TASK TO CARRY OUT:
Gather up the lines with the word "алып" in them.

>> Begin

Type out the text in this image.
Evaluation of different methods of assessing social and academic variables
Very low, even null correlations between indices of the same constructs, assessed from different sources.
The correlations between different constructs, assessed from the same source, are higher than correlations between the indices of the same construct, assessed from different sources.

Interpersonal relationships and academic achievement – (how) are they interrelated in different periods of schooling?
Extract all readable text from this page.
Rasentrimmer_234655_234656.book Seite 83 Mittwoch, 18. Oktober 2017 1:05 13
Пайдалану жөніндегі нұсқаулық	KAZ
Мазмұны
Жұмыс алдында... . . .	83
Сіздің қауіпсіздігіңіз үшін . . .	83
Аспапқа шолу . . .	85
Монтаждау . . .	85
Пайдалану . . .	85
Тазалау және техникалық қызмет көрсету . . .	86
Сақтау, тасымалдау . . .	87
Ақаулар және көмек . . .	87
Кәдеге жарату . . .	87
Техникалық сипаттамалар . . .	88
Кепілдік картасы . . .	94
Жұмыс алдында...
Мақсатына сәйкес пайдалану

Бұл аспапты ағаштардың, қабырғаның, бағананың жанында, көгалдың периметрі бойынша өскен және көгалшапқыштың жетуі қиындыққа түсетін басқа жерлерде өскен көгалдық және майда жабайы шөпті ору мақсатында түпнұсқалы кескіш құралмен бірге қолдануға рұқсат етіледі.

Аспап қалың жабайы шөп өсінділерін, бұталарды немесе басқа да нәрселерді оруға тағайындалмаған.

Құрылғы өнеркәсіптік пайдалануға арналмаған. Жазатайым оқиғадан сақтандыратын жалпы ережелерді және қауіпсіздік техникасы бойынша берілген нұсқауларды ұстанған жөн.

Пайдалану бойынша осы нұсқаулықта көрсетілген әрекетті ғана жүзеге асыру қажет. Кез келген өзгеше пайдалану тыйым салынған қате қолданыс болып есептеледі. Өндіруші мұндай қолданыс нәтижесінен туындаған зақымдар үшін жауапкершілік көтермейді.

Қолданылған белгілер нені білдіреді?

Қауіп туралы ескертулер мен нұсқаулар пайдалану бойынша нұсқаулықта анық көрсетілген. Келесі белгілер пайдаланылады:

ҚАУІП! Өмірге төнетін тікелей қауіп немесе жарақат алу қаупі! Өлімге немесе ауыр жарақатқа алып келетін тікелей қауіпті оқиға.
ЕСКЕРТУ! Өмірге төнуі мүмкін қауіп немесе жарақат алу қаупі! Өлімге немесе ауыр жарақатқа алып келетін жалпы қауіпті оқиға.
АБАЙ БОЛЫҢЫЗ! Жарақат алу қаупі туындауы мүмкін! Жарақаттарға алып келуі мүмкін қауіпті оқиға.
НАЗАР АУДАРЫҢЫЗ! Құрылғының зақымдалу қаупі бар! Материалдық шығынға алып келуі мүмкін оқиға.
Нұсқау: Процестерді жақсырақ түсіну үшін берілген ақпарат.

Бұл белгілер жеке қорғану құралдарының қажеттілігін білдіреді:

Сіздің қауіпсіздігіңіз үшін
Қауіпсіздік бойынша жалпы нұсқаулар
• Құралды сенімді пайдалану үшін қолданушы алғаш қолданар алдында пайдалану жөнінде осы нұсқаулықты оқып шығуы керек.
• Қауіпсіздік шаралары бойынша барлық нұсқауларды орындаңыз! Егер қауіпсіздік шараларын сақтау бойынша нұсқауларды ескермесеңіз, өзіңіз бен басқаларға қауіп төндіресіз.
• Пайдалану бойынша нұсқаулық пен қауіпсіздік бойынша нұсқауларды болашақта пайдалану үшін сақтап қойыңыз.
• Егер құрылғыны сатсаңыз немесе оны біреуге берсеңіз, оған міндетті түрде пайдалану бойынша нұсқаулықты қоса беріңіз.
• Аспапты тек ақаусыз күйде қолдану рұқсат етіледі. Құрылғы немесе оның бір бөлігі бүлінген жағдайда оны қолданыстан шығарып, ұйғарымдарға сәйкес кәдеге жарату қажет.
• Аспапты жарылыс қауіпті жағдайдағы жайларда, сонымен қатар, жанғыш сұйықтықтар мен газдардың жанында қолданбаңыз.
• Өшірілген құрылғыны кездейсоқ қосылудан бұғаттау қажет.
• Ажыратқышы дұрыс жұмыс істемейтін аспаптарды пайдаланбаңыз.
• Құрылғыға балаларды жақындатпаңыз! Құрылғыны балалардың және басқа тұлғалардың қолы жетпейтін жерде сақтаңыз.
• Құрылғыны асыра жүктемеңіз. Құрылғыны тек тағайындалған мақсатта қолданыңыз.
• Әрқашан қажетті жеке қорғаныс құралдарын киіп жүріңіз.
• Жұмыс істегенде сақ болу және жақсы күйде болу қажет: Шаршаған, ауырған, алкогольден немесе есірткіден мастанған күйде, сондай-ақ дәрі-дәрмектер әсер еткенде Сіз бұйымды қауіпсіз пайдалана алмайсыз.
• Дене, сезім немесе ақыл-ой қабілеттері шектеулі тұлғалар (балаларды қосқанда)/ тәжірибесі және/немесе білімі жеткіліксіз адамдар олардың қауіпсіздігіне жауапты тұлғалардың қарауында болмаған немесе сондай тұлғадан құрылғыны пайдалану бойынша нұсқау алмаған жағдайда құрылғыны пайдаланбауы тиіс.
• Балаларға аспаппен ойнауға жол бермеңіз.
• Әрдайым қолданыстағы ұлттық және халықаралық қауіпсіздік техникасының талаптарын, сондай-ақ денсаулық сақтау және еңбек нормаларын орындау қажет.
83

>> End

RESPONSE FOR THIS EXERCISE:
ҚАУІП! Өмірге төнетін тікелей қауіп немесе жарақат алу қаупі! Өлімге немесе ауыр жарақатқа алып келетін тікелей қауіпті оқиға.
ЕСКЕРТУ! Өмірге төнуі мүмкін қауіп немесе жарақат алу қаупі! Өлімге немесе ауыр жарақатқа алып келетін жалпы қауіпті оқиға.
АБАЙ БОЛЫҢЫЗ! Жарақат алу қаупі туындауы мүмкін! Жарақаттарға алып келуі мүмкін қауіпті оқиға.
НАЗАР АУДАРЫҢЫЗ! Құрылғының зақымдалу қаупі бар! Материалдық шығынға алып келуі мүмкін оқиға.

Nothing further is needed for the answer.